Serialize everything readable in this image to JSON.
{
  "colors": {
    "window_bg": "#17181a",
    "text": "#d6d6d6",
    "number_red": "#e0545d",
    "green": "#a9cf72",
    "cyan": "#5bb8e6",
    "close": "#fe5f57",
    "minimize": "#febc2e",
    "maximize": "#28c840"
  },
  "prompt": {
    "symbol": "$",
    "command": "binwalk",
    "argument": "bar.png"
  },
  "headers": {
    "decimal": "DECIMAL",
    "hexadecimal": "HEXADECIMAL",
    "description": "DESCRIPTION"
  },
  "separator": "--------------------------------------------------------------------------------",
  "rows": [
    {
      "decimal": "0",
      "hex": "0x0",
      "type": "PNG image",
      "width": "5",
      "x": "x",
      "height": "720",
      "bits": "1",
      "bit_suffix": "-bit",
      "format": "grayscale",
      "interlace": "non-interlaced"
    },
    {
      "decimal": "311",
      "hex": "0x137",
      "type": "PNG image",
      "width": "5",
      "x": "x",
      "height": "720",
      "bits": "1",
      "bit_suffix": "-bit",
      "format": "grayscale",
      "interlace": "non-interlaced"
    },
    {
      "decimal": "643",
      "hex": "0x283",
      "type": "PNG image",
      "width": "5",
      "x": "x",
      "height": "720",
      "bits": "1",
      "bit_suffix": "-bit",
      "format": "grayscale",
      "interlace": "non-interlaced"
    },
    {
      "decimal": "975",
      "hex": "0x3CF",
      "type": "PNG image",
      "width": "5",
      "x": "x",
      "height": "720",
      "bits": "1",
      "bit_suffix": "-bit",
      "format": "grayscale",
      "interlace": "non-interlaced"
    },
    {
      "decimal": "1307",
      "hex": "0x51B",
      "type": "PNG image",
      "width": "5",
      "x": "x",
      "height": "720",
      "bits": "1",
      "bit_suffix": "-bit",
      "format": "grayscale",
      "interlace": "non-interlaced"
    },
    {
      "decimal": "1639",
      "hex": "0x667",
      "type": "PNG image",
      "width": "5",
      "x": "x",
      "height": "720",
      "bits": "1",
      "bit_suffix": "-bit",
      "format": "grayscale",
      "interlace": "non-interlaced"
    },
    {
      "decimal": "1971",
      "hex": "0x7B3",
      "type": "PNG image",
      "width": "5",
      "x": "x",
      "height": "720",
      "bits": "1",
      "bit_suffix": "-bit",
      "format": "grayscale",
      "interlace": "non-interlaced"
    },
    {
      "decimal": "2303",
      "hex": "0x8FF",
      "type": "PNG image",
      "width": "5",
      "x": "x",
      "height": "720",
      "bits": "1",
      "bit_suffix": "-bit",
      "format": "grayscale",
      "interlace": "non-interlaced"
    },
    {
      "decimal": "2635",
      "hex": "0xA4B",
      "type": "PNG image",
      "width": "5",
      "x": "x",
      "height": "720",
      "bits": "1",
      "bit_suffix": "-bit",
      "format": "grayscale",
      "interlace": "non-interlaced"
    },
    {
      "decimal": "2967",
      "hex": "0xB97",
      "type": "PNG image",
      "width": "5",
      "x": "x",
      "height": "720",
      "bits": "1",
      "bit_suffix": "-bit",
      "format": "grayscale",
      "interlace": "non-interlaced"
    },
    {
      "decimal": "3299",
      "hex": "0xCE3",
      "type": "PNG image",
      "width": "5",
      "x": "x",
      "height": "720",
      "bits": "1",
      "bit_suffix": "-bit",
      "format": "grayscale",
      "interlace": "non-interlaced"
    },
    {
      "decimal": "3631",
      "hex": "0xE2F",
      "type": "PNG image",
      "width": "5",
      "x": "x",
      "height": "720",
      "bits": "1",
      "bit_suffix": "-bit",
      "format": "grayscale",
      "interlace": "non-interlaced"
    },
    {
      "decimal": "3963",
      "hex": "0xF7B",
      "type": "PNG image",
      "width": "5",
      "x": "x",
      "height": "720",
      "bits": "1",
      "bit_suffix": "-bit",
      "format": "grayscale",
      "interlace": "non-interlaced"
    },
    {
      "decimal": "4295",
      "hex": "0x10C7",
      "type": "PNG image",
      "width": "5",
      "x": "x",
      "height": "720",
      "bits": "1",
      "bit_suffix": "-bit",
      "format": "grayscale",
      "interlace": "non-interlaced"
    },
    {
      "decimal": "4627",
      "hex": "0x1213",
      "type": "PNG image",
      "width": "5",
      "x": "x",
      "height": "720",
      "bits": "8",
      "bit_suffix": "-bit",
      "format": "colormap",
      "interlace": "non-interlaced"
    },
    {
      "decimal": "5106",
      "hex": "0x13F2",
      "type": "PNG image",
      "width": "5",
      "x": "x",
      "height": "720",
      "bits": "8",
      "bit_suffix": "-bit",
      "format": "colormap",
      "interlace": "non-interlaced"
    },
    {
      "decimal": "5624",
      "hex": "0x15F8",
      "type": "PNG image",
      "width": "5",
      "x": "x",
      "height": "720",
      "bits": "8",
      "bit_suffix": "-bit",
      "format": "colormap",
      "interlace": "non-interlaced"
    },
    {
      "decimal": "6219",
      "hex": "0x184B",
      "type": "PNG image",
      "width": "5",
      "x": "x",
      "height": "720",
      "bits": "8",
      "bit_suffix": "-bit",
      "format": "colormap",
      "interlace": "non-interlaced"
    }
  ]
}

=== WORK REQUIRED ===
Write the data from above out again, exactly.

=== ANSWER FOR THE TASK ===
Serialize everything readable in this image to JSON.
{
  "colors": {
    "window_bg": "#17181a",
    "text": "#d6d6d6",
    "number_red": "#e0545d",
    "green": "#a9cf72",
    "cyan": "#5bb8e6",
    "close": "#fe5f57",
    "minimize": "#febc2e",
    "maximize": "#28c840"
  },
  "prompt": {
    "symbol": "$",
    "command": "binwalk",
    "argument": "bar.png"
  },
  "headers": {
    "decimal": "DECIMAL",
    "hexadecimal": "HEXADECIMAL",
    "description": "DESCRIPTION"
  },
  "separator": "--------------------------------------------------------------------------------",
  "rows": [
    {
      "decimal": "0",
      "hex": "0x0",
      "type": "PNG image",
      "width": "5",
      "x": "x",
      "height": "720",
      "bits": "1",
      "bit_suffix": "-bit",
      "format": "grayscale",
      "interlace": "non-interlaced"
    },
    {
      "decimal": "311",
      "hex": "0x137",
      "type": "PNG image",
      "width": "5",
      "x": "x",
      "height": "720",
      "bits": "1",
      "bit_suffix": "-bit",
      "format": "grayscale",
      "interlace": "non-interlaced"
    },
    {
      "decimal": "643",
      "hex": "0x283",
      "type": "PNG image",
      "width": "5",
      "x": "x",
      "height": "720",
      "bits": "1",
      "bit_suffix": "-bit",
      "format": "grayscale",
      "interlace": "non-interlaced"
    },
    {
      "decimal": "975",
      "hex": "0x3CF",
      "type": "PNG image",
      "width": "5",
      "x": "x",
      "height": "720",
      "bits": "1",
      "bit_suffix": "-bit",
      "format": "grayscale",
      "interlace": "non-interlaced"
    },
    {
      "decimal": "1307",
      "hex": "0x51B",
      "type": "PNG image",
      "width": "5",
      "x": "x",
      "height": "720",
      "bits": "1",
      "bit_suffix": "-bit",
      "format": "grayscale",
      "interlace": "non-interlaced"
    },
    {
      "decimal": "1639",
      "hex": "0x667",
      "type": "PNG image",
      "width": "5",
      "x": "x",
      "height": "720",
      "bits": "1",
      "bit_suffix": "-bit",
      "format": "grayscale",
      "interlace": "non-interlaced"
    },
    {
      "decimal": "1971",
      "hex": "0x7B3",
      "type": "PNG image",
      "width": "5",
      "x": "x",
      "height": "720",
      "bits": "1",
      "bit_suffix": "-bit",
      "format": "grayscale",
      "interlace": "non-interlaced"
    },
    {
      "decimal": "2303",
      "hex": "0x8FF",
      "type": "PNG image",
      "width": "5",
      "x": "x",
      "height": "720",
      "bits": "1",
      "bit_suffix": "-bit",
      "format": "grayscale",
      "interlace": "non-interlaced"
    },
    {
      "decimal": "2635",
      "hex": "0xA4B",
      "type": "PNG image",
      "width": "5",
      "x": "x",
      "height": "720",
      "bits": "1",
      "bit_suffix": "-bit",
      "format": "grayscale",
      "interlace": "non-interlaced"
    },
    {
      "decimal": "2967",
      "hex": "0xB97",
      "type": "PNG image",
      "width": "5",
      "x": "x",
      "height": "720",
      "bits": "1",
      "bit_suffix": "-bit",
      "format": "grayscale",
      "interlace": "non-interlaced"
    },
    {
      "decimal": "3299",
      "hex": "0xCE3",
      "type": "PNG image",
      "width": "5",
      "x": "x",
      "height": "720",
      "bits": "1",
      "bit_suffix": "-bit",
      "format": "grayscale",
      "interlace": "non-interlaced"
    },
    {
      "decimal": "3631",
      "hex": "0xE2F",
      "type": "PNG image",
      "width": "5",
      "x": "x",
      "height": "720",
      "bits": "1",
      "bit_suffix": "-bit",
      "format": "grayscale",
      "interlace": "non-interlaced"
    },
    {
      "decimal": "3963",
      "hex": "0xF7B",
      "type": "PNG image",
      "width": "5",
      "x": "x",
      "height": "720",
      "bits": "1",
      "bit_suffix": "-bit",
      "format": "grayscale",
      "interlace": "non-interlaced"
    },
    {
      "decimal": "4295",
      "hex": "0x10C7",
      "type": "PNG image",
      "width": "5",
      "x": "x",
      "height": "720",
      "bits": "1",
      "bit_suffix": "-bit",
      "format": "grayscale",
      "interlace": "non-interlaced"
    },
    {
      "decimal": "4627",
      "hex": "0x1213",
      "type": "PNG image",
      "width": "5",
      "x": "x",
      "height": "720",
      "bits": "8",
      "bit_suffix": "-bit",
      "format": "colormap",
      "interlace": "non-interlaced"
    },
    {
      "decimal": "5106",
      "hex": "0x13F2",
      "type": "PNG image",
      "width": "5",
      "x": "x",
      "height": "720",
      "bits": "8",
      "bit_suffix": "-bit",
      "format": "colormap",
      "interlace": "non-interlaced"
    },
    {
      "decimal": "5624",
      "hex": "0x15F8",
      "type": "PNG image",
      "width": "5",
      "x": "x",
      "height": "720",
      "bits": "8",
      "bit_suffix": "-bit",
      "format": "colormap",
      "interlace": "non-interlaced"
    },
    {
      "decimal": "6219",
      "hex": "0x184B",
      "type": "PNG image",
      "width": "5",
      "x": "x",
      "height": "720",
      "bits": "8",
      "bit_suffix": "-bit",
      "format": "colormap",
      "interlace": "non-interlaced"
    }
  ]
}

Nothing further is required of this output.